TRECHO PARA LEITURA =
════════════════════

Parece que a vida dos dois está sendo moldada a cada dia que passa, de uma forma negativa e desesperadora, roubando-lhes  os sonhos, a inocência e o futuro deles. Infelizmente a história não tem um final feliz, a mãe das crianças morre aos 45 anos vítima de câncer de mama, O pai após sofrer anos com cirrose hepática morre aos 50 anos de idade, Maria casa-se com Antonio, homem truculento e alcoólatra e Pedro não consegue fixar relacionamento, E atualmente está no quarto casamento, desempregado e alcoólatra.

A história é fictícia, quisera eu, pois apesar de a ter criado, tenho a triste certeza de estar narrando a história de milhares de Pedros e Marias ao redor do mundo. Crianças que crescem traumatizada pela violência doméstica e que acabam repetindo os mesmos padrões gerando novas famílias que da mesma forma serão completamente desestruturadas.

════════════════════

DADOS FORNECIDOS =
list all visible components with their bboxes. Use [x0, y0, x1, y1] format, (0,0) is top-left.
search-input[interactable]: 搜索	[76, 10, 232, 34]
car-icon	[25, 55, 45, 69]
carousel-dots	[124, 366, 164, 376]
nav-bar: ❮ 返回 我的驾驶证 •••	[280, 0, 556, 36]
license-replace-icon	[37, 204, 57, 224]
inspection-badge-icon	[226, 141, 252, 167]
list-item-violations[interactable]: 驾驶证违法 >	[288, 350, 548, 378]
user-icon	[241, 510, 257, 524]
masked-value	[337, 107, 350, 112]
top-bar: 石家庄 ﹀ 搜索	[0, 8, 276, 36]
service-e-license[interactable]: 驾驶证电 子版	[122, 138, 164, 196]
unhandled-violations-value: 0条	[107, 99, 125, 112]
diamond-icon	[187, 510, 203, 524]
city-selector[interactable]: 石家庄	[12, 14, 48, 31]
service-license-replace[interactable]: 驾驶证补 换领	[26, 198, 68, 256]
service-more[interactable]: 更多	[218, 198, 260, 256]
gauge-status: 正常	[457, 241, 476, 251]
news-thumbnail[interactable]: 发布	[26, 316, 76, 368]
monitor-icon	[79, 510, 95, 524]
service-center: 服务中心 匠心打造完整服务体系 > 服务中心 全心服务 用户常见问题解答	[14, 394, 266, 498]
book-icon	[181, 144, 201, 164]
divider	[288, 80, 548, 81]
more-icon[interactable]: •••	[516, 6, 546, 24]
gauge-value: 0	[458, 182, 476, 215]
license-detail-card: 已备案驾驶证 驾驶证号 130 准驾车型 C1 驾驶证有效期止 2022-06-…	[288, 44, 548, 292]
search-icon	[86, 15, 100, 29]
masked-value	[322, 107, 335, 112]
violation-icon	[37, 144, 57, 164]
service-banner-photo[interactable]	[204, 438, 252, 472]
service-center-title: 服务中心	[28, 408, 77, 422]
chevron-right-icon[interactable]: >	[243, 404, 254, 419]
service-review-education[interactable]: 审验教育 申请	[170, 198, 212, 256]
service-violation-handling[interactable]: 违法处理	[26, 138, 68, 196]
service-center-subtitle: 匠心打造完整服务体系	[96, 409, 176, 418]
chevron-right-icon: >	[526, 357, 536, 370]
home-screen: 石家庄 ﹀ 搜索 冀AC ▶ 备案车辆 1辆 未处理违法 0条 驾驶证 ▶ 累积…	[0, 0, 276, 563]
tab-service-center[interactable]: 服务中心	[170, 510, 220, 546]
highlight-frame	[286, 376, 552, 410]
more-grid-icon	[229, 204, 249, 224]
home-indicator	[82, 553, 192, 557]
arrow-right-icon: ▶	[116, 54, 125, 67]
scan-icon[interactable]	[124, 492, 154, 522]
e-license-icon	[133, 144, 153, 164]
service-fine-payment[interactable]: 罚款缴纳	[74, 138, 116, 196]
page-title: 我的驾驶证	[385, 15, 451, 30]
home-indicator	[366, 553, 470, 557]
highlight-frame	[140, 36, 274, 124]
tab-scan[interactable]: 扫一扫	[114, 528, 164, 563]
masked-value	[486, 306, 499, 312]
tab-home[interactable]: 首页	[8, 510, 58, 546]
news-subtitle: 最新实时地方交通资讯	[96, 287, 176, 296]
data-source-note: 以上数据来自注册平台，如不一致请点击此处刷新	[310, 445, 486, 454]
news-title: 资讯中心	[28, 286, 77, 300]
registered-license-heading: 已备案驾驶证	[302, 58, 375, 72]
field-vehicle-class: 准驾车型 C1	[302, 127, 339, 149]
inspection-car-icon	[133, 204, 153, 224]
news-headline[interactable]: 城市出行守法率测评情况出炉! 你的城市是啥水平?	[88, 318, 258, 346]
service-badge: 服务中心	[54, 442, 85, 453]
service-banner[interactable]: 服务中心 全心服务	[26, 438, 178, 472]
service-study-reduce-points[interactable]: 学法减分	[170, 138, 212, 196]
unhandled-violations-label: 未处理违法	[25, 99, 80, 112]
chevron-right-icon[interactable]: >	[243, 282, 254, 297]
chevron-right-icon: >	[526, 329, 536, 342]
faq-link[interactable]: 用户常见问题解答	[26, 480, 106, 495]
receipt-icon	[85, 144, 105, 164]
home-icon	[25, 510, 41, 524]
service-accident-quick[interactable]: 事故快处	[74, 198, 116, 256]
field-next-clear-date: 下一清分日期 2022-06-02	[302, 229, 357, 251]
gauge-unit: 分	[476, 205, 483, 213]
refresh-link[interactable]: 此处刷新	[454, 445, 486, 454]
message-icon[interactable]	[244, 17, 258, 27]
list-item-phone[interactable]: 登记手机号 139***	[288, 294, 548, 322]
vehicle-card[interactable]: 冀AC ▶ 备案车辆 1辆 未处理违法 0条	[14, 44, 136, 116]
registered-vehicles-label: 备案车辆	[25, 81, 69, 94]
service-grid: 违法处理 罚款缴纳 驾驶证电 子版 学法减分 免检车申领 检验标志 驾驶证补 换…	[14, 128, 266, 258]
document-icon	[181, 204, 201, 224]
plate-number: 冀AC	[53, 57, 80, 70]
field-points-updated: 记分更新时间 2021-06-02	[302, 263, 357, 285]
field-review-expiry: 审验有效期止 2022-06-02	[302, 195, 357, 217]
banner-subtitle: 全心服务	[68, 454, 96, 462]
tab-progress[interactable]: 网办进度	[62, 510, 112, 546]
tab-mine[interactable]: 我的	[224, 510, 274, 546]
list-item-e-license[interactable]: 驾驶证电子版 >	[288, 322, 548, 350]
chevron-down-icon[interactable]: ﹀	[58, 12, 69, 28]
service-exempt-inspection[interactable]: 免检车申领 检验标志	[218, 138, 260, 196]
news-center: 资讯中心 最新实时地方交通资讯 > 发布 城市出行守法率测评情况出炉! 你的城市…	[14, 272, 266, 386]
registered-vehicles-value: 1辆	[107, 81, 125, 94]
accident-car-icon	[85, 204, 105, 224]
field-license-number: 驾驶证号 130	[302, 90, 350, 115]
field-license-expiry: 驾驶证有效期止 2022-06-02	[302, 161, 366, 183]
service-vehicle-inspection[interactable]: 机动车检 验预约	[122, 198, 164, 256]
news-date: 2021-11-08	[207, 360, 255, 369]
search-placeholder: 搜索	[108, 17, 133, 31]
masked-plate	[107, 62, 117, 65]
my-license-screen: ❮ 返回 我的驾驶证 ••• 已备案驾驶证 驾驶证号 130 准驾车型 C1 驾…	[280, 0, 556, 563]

════════════════════

DETALHES DA TAREFA = No texto sobre violência doméstica, troque "Antonio" por "Joaquim" e transcreva tudo o que vai de "Parece que a" até "serão completamente desestruturadas.".

RESPOSTA ESPERADA =
Parece que a vida dos dois está sendo moldada a cada dia que passa, de uma forma negativa e desesperadora, roubando-lhes  os sonhos, a inocência e o futuro deles. Infelizmente a história não tem um final feliz, a mãe das crianças morre aos 45 anos vítima de câncer de mama, O pai após sofrer anos com cirrose hepática morre aos 50 anos de idade, Maria casa-se com Joaquim, homem truculento e alcoólatra e Pedro não consegue fixar relacionamento, E atualmente está no quarto casamento, desempregado e alcoólatra.

A história é fictícia, quisera eu, pois apesar de a ter criado, tenho a triste certeza de estar narrando a história de milhares de Pedros e Marias ao redor do mundo. Crianças que crescem traumatizada pela violência doméstica e que acabam repetindo os mesmos padrões gerando novas famílias que da mesma forma serão completamente desestruturadas.